- Work to do
Update the lines from the first one through the line containing "- x-tick-label: 2019*: [1825, 1109, 1888, 1136]" by replacing "right-tick-label" with "right-axis-label" and leaving everything else unchanged.

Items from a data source

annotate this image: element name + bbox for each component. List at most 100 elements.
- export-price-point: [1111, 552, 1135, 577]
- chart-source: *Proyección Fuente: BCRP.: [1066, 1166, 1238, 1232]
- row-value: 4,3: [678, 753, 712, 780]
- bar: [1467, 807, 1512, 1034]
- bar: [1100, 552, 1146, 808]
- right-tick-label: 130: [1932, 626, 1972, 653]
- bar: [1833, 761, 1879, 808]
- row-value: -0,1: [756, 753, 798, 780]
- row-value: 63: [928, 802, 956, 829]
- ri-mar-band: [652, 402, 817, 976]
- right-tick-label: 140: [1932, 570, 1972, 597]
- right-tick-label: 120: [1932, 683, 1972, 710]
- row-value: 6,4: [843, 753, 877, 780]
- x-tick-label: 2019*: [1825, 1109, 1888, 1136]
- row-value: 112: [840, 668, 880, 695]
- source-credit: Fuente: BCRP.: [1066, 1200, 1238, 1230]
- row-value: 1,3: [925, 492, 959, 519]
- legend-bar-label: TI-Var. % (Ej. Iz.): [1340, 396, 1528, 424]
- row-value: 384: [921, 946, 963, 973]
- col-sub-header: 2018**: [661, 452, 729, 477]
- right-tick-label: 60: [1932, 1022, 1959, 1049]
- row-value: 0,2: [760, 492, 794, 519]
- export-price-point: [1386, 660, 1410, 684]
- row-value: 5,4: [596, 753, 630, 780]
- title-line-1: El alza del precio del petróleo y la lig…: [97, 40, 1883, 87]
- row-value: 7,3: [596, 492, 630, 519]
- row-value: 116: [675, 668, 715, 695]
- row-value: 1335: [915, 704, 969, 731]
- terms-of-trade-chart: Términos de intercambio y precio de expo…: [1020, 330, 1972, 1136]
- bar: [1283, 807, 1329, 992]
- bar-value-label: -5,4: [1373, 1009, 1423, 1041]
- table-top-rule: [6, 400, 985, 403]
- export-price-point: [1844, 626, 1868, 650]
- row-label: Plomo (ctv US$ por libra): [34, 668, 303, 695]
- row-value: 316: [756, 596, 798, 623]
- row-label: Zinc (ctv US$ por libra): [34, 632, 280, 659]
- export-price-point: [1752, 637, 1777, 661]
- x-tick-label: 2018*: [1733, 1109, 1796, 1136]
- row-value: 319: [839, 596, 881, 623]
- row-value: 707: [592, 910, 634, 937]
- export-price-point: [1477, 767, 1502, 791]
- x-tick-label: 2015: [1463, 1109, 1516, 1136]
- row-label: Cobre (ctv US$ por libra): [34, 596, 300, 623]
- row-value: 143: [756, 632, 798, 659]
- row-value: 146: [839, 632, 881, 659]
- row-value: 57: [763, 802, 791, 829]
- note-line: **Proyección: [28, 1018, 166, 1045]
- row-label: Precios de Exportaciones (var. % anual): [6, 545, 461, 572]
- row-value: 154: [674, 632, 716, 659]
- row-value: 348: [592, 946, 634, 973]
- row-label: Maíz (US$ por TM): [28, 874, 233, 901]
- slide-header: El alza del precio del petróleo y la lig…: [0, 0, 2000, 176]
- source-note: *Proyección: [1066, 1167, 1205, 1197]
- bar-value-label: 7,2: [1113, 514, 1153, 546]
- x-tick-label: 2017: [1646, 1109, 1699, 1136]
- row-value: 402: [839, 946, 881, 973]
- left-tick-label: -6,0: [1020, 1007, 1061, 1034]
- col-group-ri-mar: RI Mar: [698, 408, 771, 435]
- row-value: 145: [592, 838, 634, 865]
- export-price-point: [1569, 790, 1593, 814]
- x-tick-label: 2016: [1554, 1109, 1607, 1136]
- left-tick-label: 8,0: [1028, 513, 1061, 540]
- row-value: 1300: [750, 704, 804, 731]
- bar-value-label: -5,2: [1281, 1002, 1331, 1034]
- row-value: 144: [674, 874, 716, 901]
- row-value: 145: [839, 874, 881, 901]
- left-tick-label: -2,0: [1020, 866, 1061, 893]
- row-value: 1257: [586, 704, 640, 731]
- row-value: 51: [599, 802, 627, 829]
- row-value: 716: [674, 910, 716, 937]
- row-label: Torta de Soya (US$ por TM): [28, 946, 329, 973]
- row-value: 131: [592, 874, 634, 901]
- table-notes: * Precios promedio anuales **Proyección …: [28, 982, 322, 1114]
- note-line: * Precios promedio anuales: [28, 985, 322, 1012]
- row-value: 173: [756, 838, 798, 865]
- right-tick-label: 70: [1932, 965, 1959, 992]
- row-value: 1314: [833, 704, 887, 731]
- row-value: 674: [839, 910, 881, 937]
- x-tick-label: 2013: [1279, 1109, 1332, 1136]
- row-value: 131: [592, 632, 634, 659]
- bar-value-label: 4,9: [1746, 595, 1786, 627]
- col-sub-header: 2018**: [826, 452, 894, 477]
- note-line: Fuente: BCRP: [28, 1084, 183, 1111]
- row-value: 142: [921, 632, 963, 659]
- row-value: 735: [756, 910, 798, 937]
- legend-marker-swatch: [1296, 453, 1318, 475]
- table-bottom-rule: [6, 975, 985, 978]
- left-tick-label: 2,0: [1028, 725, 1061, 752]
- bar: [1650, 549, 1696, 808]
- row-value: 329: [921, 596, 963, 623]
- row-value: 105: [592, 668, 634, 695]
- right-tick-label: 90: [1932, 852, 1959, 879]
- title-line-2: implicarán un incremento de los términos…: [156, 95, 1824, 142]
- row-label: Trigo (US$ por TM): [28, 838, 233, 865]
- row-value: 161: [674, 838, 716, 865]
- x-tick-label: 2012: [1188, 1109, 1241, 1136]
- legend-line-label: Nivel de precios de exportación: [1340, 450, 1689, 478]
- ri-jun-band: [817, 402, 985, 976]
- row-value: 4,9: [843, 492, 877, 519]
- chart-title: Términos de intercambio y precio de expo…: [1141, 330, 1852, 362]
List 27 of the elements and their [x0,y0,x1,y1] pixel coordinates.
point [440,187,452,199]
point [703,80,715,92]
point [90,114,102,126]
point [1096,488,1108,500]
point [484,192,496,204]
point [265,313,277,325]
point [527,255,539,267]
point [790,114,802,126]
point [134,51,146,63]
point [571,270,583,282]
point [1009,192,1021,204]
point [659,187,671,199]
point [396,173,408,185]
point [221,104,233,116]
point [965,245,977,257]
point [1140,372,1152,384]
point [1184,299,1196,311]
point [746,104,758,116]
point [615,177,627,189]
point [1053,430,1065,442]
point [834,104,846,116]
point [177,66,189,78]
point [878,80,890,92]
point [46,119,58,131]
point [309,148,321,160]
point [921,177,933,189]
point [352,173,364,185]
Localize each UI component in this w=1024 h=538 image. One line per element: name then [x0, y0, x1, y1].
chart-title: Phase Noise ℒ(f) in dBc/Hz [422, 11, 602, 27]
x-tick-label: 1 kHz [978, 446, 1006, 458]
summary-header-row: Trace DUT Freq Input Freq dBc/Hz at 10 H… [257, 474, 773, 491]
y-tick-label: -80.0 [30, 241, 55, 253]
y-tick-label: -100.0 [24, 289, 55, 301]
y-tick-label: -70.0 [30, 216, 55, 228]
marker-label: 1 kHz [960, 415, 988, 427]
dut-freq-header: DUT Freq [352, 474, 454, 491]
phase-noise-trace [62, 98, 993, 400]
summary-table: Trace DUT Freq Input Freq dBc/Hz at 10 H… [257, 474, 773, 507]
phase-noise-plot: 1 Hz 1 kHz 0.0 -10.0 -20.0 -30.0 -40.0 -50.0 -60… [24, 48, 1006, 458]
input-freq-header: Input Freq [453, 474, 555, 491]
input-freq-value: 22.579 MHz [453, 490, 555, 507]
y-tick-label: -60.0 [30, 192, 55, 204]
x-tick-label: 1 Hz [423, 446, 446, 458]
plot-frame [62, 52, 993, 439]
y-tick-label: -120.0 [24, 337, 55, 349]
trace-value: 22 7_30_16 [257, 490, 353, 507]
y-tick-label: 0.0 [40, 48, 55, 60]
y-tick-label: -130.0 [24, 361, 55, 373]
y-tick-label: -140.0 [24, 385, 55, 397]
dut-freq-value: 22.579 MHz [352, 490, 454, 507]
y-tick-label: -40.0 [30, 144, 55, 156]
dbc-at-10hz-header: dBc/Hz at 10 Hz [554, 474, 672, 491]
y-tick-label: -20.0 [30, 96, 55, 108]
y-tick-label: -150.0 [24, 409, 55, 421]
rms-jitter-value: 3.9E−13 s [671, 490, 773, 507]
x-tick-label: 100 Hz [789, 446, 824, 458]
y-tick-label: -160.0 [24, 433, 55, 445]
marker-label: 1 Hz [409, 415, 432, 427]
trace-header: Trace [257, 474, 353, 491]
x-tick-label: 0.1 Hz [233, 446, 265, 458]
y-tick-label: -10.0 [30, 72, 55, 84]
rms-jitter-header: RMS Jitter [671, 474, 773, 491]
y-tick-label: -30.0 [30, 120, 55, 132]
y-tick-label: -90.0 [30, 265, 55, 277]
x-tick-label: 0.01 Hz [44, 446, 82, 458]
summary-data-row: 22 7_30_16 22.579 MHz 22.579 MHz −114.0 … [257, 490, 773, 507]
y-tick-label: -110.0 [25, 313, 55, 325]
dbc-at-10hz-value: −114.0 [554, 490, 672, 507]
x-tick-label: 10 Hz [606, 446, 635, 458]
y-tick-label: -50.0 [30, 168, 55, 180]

- Solution to this task
annotate this image: element name + bbox for each component. List at most 100 elements.
- export-price-point: [1111, 552, 1135, 577]
- chart-source: *Proyección Fuente: BCRP.: [1066, 1166, 1238, 1232]
- row-value: 4,3: [678, 753, 712, 780]
- bar: [1467, 807, 1512, 1034]
- bar: [1100, 552, 1146, 808]
- right-axis-label: 130: [1932, 626, 1972, 653]
- bar: [1833, 761, 1879, 808]
- row-value: -0,1: [756, 753, 798, 780]
- row-value: 63: [928, 802, 956, 829]
- ri-mar-band: [652, 402, 817, 976]
- right-axis-label: 140: [1932, 570, 1972, 597]
- right-axis-label: 120: [1932, 683, 1972, 710]
- row-value: 6,4: [843, 753, 877, 780]
- x-tick-label: 2019*: [1825, 1109, 1888, 1136]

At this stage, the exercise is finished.